▶ Supplied records:
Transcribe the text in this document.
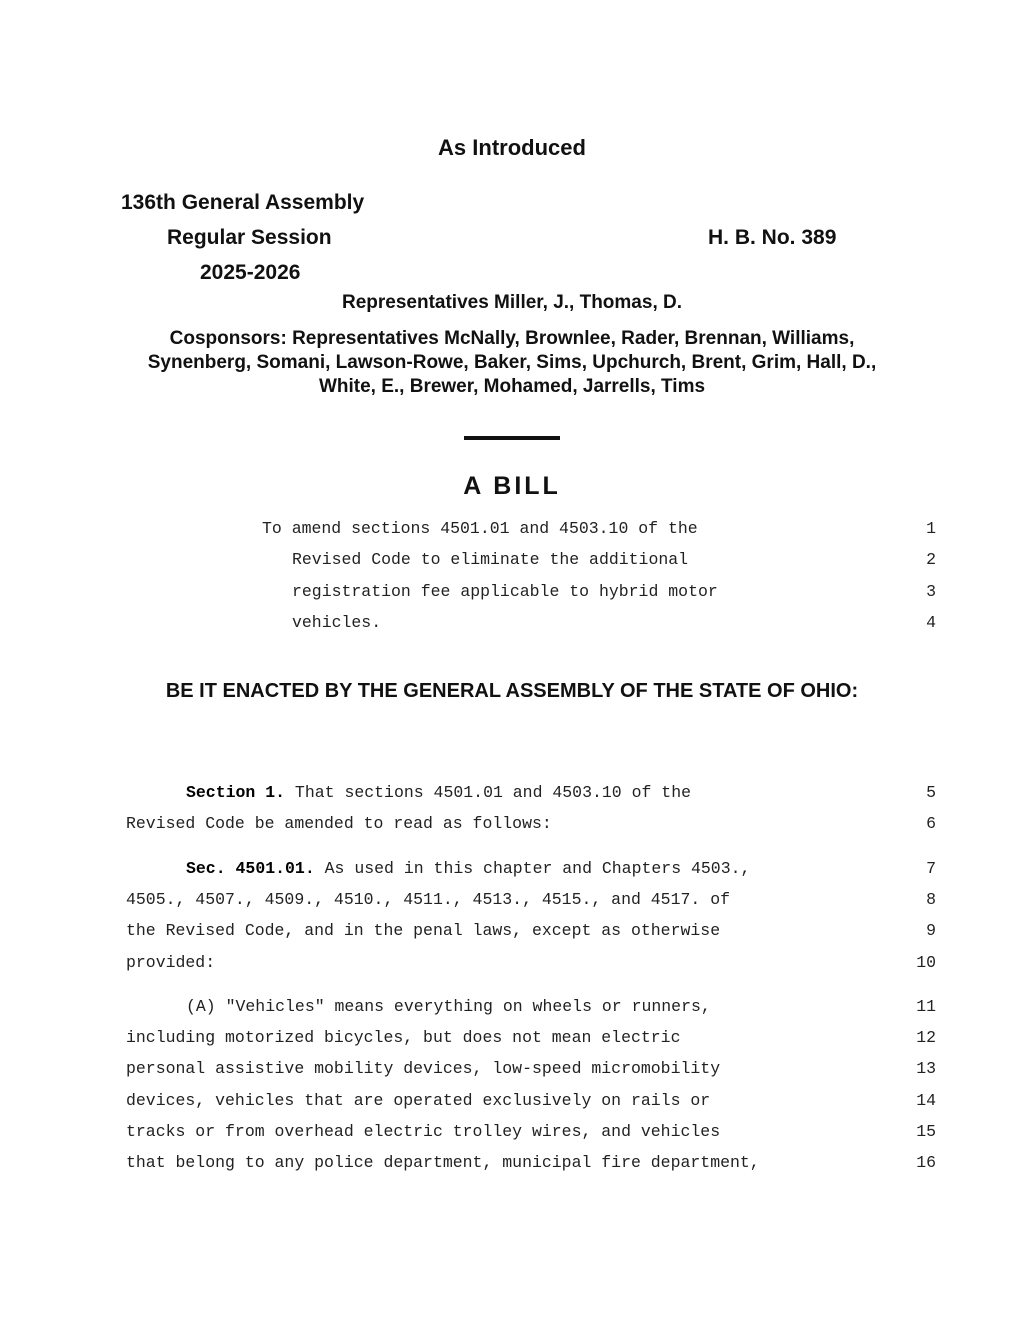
As Introduced
136th General Assembly
Regular Session
2025-2026
H. B. No. 389
Representatives Miller, J., Thomas, D.
Cosponsors: Representatives McNally, Brownlee, Rader, Brennan, Williams,
Synenberg, Somani, Lawson-Rowe, Baker, Sims, Upchurch, Brent, Grim, Hall, D.,
White, E., Brewer, Mohamed, Jarrells, Tims
A BILL
To amend sections 4501.01 and 4503.10 of the	1
Revised Code to eliminate the additional	2
registration fee applicable to hybrid motor	3
vehicles.	4
BE IT ENACTED BY THE GENERAL ASSEMBLY OF THE STATE OF OHIO:
Section 1. That sections 4501.01 and 4503.10 of the	5
Revised Code be amended to read as follows:	6
Sec. 4501.01. As used in this chapter and Chapters 4503.,	7
4505., 4507., 4509., 4510., 4511., 4513., 4515., and 4517. of	8
the Revised Code, and in the penal laws, except as otherwise	9
provided:	10
(A) "Vehicles" means everything on wheels or runners,	11
including motorized bicycles, but does not mean electric	12
personal assistive mobility devices, low-speed micromobility	13
devices, vehicles that are operated exclusively on rails or	14
tracks or from overhead electric trolley wires, and vehicles	15
that belong to any police department, municipal fire department,	16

▶ Directions:
Leave the images out, please, and restate each line word for word.

▶ Answer to this task:
Transcribe the text in this document.
As Introduced
136th General Assembly
Regular Session
2025-2026
H. B. No. 389
Representatives Miller, J., Thomas, D.
Cosponsors: Representatives McNally, Brownlee, Rader, Brennan, Williams,
Synenberg, Somani, Lawson-Rowe, Baker, Sims, Upchurch, Brent, Grim, Hall, D.,
White, E., Brewer, Mohamed, Jarrells, Tims
A BILL
To amend sections 4501.01 and 4503.10 of the	1
Revised Code to eliminate the additional	2
registration fee applicable to hybrid motor	3
vehicles.	4
BE IT ENACTED BY THE GENERAL ASSEMBLY OF THE STATE OF OHIO:
Section 1. That sections 4501.01 and 4503.10 of the	5
Revised Code be amended to read as follows:	6
Sec. 4501.01. As used in this chapter and Chapters 4503.,	7
4505., 4507., 4509., 4510., 4511., 4513., 4515., and 4517. of	8
the Revised Code, and in the penal laws, except as otherwise	9
provided:	10
(A) "Vehicles" means everything on wheels or runners,	11
including motorized bicycles, but does not mean electric	12
personal assistive mobility devices, low-speed micromobility	13
devices, vehicles that are operated exclusively on rails or	14
tracks or from overhead electric trolley wires, and vehicles	15
that belong to any police department, municipal fire department,	16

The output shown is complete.